# The request:
From the listing below, pull out the lines that hold "name".

── Data provided ──

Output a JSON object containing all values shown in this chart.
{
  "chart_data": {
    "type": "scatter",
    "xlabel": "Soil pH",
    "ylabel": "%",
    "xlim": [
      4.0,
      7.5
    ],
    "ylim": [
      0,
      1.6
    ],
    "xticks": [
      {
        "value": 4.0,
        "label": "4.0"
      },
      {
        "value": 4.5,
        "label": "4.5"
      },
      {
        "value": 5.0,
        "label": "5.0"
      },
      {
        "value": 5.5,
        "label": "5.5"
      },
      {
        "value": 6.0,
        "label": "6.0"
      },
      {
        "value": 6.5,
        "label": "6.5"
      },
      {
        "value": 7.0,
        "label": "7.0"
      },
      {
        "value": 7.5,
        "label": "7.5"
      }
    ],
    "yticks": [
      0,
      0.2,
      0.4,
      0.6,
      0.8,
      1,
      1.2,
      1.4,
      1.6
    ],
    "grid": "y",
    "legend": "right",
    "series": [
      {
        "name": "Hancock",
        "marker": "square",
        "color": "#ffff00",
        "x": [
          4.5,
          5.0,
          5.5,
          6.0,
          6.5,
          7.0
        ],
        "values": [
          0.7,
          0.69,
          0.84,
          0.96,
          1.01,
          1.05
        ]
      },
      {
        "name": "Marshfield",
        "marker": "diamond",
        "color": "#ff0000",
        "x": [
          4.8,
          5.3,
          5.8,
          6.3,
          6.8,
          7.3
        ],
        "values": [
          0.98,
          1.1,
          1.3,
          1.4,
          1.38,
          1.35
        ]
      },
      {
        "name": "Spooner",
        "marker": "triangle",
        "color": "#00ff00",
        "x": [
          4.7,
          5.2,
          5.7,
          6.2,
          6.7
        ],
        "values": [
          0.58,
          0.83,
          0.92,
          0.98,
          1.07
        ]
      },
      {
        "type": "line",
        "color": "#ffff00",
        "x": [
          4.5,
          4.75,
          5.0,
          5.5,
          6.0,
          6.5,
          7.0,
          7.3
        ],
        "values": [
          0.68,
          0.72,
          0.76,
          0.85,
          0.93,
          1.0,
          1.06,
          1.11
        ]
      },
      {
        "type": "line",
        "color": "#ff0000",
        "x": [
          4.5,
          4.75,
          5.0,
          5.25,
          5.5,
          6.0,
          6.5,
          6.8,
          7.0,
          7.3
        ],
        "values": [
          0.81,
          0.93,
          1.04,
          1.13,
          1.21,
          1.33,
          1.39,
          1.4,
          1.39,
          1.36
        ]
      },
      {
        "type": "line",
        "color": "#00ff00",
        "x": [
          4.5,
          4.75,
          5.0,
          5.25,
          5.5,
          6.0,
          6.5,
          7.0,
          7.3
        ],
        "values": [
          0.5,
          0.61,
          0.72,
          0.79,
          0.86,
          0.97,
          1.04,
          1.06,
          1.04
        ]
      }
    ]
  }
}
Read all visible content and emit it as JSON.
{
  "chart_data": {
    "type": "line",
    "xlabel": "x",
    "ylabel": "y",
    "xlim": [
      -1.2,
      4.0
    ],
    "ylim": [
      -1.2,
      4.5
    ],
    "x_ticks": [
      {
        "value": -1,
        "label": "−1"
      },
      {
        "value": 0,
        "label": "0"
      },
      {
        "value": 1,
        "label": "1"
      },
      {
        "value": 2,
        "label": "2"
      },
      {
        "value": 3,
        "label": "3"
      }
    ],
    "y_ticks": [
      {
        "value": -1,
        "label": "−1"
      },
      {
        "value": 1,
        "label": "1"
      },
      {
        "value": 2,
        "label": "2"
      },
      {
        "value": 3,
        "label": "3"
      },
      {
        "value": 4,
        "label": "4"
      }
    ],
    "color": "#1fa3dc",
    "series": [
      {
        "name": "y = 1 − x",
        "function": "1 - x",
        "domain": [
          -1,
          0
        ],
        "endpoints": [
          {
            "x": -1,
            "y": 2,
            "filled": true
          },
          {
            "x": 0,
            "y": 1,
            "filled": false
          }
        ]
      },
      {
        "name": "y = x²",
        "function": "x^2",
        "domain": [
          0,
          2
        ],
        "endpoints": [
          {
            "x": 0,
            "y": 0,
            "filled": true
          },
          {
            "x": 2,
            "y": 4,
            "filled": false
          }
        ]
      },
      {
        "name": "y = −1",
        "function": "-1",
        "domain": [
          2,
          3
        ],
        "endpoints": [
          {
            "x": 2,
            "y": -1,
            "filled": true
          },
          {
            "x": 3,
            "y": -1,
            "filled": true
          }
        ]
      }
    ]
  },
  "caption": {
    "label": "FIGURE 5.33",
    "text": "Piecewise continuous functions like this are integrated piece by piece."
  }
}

───

# Exercise output:
        "name": "Hancock",
        "name": "Marshfield",
        "name": "Spooner",
        "name": "y = 1 − x",
        "name": "y = x²",
        "name": "y = −1",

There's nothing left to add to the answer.